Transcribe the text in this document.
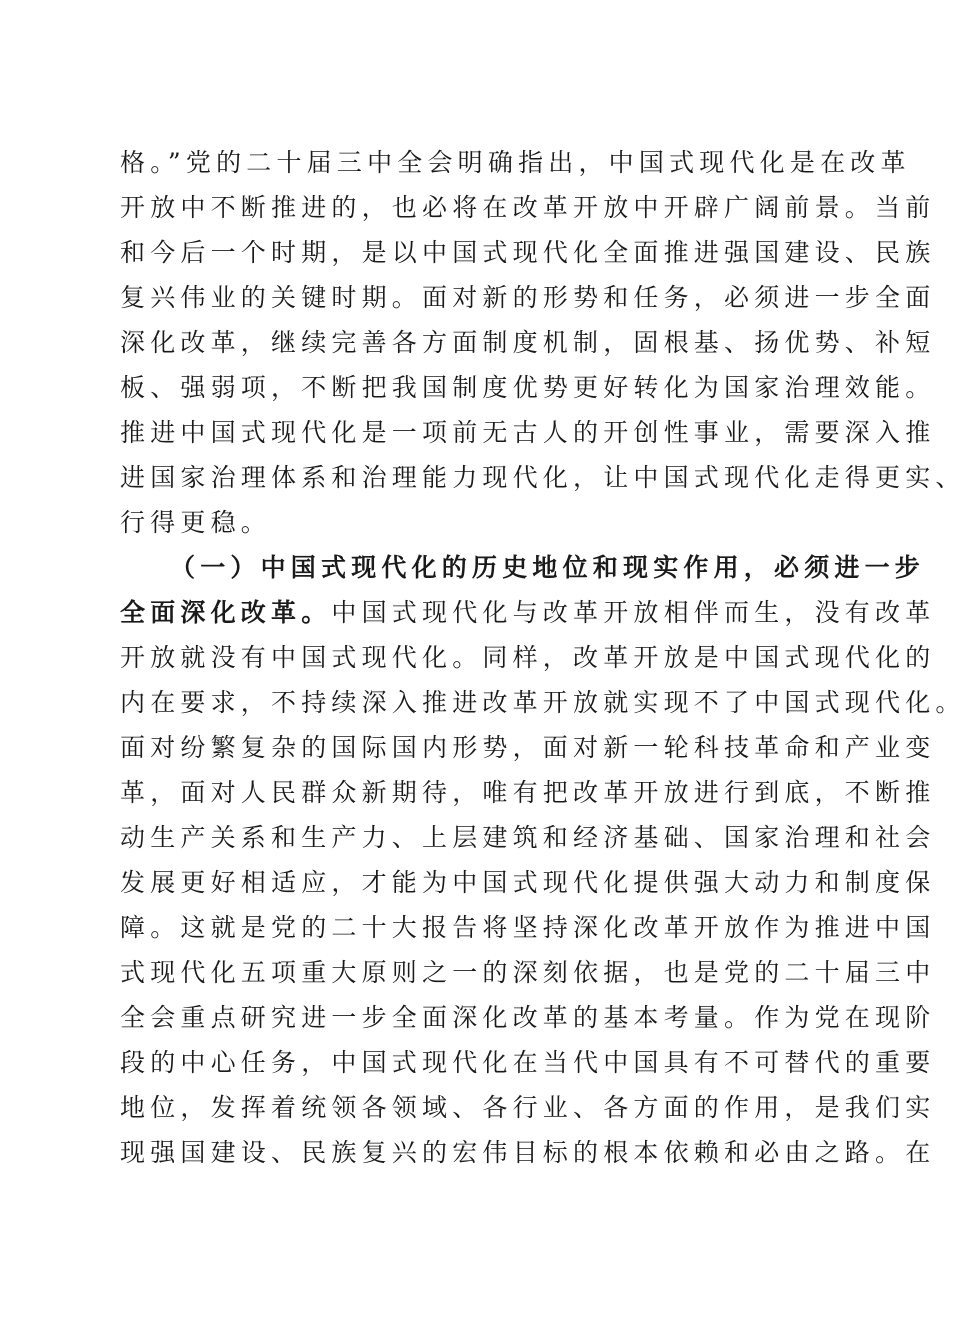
格。”党的二十届三中全会明确指出，中国式现代化是在改革
开放中不断推进的，也必将在改革开放中开辟广阔前景。当前
和今后一个时期，是以中国式现代化全面推进强国建设、民族
复兴伟业的关键时期。面对新的形势和任务，必须进一步全面
深化改革，继续完善各方面制度机制，固根基、扬优势、补短
板、强弱项，不断把我国制度优势更好转化为国家治理效能。
推进中国式现代化是一项前无古人的开创性事业，需要深入推
进国家治理体系和治理能力现代化，让中国式现代化走得更实、
行得更稳。
（一）中国式现代化的历史地位和现实作用，必须进一步
全面深化改革。中国式现代化与改革开放相伴而生，没有改革
开放就没有中国式现代化。同样，改革开放是中国式现代化的
内在要求，不持续深入推进改革开放就实现不了中国式现代化。
面对纷繁复杂的国际国内形势，面对新一轮科技革命和产业变
革，面对人民群众新期待，唯有把改革开放进行到底，不断推
动生产关系和生产力、上层建筑和经济基础、国家治理和社会
发展更好相适应，才能为中国式现代化提供强大动力和制度保
障。这就是党的二十大报告将坚持深化改革开放作为推进中国
式现代化五项重大原则之一的深刻依据，也是党的二十届三中
全会重点研究进一步全面深化改革的基本考量。作为党在现阶
段的中心任务，中国式现代化在当代中国具有不可替代的重要
地位，发挥着统领各领域、各行业、各方面的作用，是我们实
现强国建设、民族复兴的宏伟目标的根本依赖和必由之路。在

## WRITTEN PROBLEM
Leave out the pictures and output the rest of the material exactly as written.

## REPLY TO THE TASK
Transcribe the text in this document.
格。”党的二十届三中全会明确指出，中国式现代化是在改革
开放中不断推进的，也必将在改革开放中开辟广阔前景。当前
和今后一个时期，是以中国式现代化全面推进强国建设、民族
复兴伟业的关键时期。面对新的形势和任务，必须进一步全面
深化改革，继续完善各方面制度机制，固根基、扬优势、补短
板、强弱项，不断把我国制度优势更好转化为国家治理效能。
推进中国式现代化是一项前无古人的开创性事业，需要深入推
进国家治理体系和治理能力现代化，让中国式现代化走得更实、
行得更稳。
（一）中国式现代化的历史地位和现实作用，必须进一步
全面深化改革。中国式现代化与改革开放相伴而生，没有改革
开放就没有中国式现代化。同样，改革开放是中国式现代化的
内在要求，不持续深入推进改革开放就实现不了中国式现代化。
面对纷繁复杂的国际国内形势，面对新一轮科技革命和产业变
革，面对人民群众新期待，唯有把改革开放进行到底，不断推
动生产关系和生产力、上层建筑和经济基础、国家治理和社会
发展更好相适应，才能为中国式现代化提供强大动力和制度保
障。这就是党的二十大报告将坚持深化改革开放作为推进中国
式现代化五项重大原则之一的深刻依据，也是党的二十届三中
全会重点研究进一步全面深化改革的基本考量。作为党在现阶
段的中心任务，中国式现代化在当代中国具有不可替代的重要
地位，发挥着统领各领域、各行业、各方面的作用，是我们实
现强国建设、民族复兴的宏伟目标的根本依赖和必由之路。在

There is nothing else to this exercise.